## Objective:
Type out the material below exactly.

## Raw records:
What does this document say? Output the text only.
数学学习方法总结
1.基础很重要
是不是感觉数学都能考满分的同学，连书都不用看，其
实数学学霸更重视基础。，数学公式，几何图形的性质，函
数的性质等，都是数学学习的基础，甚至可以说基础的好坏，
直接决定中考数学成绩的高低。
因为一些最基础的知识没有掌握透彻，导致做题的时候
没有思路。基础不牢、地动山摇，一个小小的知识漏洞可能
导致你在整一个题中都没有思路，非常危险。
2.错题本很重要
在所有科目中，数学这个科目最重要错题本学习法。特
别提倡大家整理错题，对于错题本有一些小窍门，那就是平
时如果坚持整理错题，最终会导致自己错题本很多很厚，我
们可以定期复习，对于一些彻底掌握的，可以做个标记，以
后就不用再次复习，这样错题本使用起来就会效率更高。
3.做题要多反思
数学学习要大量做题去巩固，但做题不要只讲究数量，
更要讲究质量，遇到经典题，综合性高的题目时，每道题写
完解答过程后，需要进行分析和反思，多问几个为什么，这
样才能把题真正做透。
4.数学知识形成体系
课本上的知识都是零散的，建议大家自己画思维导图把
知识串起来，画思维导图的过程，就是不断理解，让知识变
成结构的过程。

## Task answer:
What does this document say? Output the text only.
数学学习方法总结
1.基础很重要
是不是感觉数学都能考满分的同学，连书都不用看，其
实数学学霸更重视基础。，数学公式，几何图形的性质，函
数的性质等，都是数学学习的基础，甚至可以说基础的好坏，
直接决定中考数学成绩的高低。
因为一些最基础的知识没有掌握透彻，导致做题的时候
没有思路。基础不牢、地动山摇，一个小小的知识漏洞可能
导致你在整一个题中都没有思路，非常危险。
2.错题本很重要
在所有科目中，数学这个科目最重要错题本学习法。特
别提倡大家整理错题，对于错题本有一些小窍门，那就是平
时如果坚持整理错题，最终会导致自己错题本很多很厚，我
们可以定期复习，对于一些彻底掌握的，可以做个标记，以
后就不用再次复习，这样错题本使用起来就会效率更高。
3.做题要多反思
数学学习要大量做题去巩固，但做题不要只讲究数量，
更要讲究质量，遇到经典题，综合性高的题目时，每道题写
完解答过程后，需要进行分析和反思，多问几个为什么，这
样才能把题真正做透。
4.数学知识形成体系
课本上的知识都是零散的，建议大家自己画思维导图把
知识串起来，画思维导图的过程，就是不断理解，让知识变
成结构的过程。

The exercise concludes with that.